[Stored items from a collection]
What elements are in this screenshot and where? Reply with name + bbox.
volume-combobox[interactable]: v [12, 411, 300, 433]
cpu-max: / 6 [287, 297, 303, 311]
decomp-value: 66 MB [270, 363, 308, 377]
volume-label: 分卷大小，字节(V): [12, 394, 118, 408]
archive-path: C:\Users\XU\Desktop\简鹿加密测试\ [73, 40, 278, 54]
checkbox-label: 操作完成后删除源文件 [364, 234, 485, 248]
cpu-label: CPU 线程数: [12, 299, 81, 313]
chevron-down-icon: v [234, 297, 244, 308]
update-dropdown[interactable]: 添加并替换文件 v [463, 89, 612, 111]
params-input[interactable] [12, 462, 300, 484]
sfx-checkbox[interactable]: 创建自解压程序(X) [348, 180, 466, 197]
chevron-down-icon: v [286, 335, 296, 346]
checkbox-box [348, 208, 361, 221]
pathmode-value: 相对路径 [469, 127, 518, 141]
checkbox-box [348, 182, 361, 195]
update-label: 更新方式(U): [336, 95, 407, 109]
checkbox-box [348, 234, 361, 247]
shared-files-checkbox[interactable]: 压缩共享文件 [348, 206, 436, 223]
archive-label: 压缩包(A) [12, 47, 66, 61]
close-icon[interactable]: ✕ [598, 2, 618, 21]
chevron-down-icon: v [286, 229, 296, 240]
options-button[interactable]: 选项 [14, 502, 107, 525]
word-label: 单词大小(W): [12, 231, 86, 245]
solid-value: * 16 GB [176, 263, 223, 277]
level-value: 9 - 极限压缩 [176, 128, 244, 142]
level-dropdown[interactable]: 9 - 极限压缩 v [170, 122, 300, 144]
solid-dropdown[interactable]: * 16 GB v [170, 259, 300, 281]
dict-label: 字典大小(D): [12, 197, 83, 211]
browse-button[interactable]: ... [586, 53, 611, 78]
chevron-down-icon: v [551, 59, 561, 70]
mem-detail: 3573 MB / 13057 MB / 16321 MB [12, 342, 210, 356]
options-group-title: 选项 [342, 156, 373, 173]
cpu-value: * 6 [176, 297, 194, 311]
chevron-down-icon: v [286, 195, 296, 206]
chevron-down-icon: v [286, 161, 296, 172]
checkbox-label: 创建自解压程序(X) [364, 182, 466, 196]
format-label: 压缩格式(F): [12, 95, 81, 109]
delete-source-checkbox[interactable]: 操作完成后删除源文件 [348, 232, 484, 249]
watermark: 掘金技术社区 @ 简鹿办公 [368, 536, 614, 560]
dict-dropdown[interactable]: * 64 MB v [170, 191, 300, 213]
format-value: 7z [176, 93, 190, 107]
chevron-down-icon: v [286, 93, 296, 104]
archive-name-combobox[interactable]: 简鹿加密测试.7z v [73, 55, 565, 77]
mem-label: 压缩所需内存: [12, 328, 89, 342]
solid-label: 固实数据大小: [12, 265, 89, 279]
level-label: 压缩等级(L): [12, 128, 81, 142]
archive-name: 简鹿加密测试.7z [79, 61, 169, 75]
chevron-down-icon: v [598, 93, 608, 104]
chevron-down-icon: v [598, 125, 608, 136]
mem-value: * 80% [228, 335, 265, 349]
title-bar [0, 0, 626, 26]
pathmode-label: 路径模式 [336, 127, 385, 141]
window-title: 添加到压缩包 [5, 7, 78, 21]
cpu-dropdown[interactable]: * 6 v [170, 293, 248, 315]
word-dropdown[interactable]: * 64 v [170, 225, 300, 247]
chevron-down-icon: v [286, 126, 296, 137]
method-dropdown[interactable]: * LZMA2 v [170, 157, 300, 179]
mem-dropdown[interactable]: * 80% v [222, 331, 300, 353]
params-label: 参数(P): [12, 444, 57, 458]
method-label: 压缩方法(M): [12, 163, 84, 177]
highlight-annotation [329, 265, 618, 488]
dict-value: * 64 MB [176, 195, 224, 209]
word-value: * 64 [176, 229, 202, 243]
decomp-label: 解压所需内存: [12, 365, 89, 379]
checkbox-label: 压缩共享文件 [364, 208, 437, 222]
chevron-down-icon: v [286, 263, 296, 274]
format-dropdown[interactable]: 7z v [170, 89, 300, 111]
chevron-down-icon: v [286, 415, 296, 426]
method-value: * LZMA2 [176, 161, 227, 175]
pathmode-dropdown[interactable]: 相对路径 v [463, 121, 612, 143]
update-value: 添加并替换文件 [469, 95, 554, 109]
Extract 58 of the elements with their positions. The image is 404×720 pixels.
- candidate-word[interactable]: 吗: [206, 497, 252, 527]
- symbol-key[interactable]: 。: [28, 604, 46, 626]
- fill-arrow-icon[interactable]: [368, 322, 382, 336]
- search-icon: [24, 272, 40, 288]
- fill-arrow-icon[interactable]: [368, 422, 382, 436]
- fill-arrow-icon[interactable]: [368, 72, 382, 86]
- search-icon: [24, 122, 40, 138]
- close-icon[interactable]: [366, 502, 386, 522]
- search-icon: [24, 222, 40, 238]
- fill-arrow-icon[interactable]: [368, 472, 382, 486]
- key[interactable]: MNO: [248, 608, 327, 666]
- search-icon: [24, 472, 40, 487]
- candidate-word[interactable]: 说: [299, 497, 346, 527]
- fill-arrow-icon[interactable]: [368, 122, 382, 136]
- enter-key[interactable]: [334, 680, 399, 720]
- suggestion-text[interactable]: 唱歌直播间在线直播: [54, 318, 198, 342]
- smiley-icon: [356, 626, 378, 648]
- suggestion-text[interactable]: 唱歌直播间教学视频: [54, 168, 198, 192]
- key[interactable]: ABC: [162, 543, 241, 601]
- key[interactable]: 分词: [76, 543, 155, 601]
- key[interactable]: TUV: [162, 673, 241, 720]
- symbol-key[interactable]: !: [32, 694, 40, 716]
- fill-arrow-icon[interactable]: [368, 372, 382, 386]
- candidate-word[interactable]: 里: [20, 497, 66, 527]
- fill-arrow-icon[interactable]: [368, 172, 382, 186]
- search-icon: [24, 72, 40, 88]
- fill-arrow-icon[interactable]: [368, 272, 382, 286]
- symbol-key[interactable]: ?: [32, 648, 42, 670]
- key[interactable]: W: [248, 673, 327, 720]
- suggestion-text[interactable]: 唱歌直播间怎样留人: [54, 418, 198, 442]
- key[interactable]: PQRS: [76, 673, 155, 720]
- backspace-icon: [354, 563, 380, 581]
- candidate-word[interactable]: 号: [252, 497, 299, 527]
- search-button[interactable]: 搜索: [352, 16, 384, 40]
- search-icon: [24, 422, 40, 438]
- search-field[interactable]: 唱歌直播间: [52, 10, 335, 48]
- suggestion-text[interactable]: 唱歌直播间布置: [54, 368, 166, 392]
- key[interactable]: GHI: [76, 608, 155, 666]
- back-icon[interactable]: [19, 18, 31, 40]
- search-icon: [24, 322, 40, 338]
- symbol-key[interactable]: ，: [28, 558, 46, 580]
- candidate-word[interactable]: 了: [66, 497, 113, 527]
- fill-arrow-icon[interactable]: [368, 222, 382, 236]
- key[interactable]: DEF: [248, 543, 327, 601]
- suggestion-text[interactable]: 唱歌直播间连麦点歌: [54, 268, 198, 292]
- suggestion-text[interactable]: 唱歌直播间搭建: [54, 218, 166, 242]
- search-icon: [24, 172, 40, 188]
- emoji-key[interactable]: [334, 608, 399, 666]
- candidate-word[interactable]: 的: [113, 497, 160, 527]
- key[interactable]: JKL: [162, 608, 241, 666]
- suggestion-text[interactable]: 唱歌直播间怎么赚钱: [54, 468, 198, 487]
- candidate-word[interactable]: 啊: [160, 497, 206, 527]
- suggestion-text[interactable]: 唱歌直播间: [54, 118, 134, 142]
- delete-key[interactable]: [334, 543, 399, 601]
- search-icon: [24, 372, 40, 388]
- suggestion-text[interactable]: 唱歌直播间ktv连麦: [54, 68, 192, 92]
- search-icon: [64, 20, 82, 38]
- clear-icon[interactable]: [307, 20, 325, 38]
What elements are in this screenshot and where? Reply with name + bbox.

...

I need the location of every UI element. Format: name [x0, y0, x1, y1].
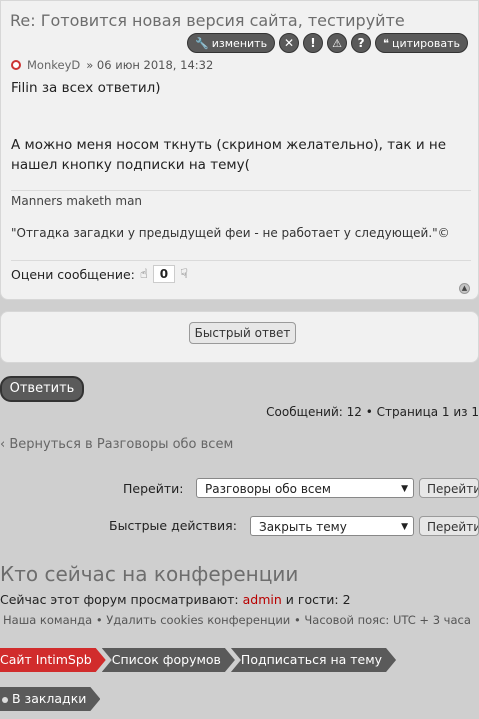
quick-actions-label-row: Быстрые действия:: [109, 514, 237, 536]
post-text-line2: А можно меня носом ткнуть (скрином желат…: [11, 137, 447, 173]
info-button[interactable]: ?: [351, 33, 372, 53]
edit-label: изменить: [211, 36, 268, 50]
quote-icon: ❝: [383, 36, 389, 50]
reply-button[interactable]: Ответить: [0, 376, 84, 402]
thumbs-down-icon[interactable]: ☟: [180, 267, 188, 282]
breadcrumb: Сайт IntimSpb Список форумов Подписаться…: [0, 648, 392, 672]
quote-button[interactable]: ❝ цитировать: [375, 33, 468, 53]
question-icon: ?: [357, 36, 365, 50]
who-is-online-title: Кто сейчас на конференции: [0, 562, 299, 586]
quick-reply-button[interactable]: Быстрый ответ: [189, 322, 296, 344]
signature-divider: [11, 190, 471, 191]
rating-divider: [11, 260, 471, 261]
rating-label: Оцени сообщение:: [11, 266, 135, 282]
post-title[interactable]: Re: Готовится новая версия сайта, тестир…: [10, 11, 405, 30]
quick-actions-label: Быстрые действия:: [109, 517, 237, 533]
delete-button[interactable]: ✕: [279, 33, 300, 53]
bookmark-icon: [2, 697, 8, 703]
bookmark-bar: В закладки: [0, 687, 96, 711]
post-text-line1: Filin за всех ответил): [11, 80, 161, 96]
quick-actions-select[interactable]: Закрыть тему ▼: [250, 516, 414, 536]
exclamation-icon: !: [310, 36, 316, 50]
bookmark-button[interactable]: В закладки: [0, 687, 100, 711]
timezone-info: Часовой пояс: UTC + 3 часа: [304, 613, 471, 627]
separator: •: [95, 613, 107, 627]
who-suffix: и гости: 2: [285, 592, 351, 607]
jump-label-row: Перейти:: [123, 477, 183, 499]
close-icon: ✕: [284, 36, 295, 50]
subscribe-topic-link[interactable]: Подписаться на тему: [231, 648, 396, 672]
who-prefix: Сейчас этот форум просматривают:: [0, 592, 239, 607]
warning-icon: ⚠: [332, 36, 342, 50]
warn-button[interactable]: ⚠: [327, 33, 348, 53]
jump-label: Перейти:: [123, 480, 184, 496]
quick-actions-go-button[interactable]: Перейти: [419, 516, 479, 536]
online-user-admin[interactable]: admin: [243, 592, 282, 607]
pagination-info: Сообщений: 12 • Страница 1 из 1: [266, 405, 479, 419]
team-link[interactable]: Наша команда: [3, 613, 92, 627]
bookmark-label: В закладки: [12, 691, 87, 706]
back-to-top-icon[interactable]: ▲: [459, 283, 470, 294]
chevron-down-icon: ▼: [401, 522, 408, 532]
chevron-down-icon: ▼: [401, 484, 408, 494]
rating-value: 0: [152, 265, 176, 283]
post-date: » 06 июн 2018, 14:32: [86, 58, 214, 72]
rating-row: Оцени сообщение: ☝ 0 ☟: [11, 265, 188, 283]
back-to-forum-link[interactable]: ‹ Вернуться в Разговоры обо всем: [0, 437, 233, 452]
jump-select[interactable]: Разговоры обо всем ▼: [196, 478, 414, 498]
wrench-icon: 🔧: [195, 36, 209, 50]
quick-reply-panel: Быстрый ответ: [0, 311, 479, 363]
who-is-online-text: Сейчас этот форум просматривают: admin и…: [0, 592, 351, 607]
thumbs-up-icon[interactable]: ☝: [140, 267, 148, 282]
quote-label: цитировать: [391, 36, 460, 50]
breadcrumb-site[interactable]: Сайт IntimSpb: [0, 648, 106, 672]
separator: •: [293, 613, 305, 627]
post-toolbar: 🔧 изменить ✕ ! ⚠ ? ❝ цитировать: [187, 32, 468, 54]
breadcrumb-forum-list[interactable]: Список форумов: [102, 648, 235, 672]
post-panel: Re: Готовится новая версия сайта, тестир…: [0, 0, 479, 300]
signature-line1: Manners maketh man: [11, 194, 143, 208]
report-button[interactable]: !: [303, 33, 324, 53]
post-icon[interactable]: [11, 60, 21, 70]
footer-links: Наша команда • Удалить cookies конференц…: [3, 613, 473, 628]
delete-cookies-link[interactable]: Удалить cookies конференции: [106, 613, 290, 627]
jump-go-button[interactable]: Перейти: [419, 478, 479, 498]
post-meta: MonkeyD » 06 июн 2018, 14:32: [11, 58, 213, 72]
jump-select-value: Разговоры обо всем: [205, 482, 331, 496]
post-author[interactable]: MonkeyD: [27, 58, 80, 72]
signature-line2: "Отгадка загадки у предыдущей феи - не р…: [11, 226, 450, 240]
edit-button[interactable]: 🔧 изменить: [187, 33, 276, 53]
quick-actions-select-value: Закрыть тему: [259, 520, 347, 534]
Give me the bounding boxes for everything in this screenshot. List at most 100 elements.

REQUIREMENTS:
Begin at the row that has "quick-actions-label-row: Быстрые действия:: [109, 514, 237, 536]" and stop after the row that has "question-icon: ?: [357, 36, 365, 50]". Rewrite those rows with "interactable" renamed to "clickable" wherever it occurs, keeping everything else unchanged.

OUTPUT BELOW:
quick-actions-label-row: Быстрые действия:: [109, 514, 237, 536]
post-text-line2: А можно меня носом ткнуть (скрином желат…: [11, 137, 447, 173]
info-button[clickable]: ?: [351, 33, 372, 53]
edit-label: изменить: [211, 36, 268, 50]
quote-icon: ❝: [383, 36, 389, 50]
reply-button[clickable]: Ответить: [0, 376, 84, 402]
thumbs-down-icon[clickable]: ☟: [180, 267, 188, 282]
breadcrumb: Сайт IntimSpb Список форумов Подписаться…: [0, 648, 392, 672]
quote-button[clickable]: ❝ цитировать: [375, 33, 468, 53]
question-icon: ?: [357, 36, 365, 50]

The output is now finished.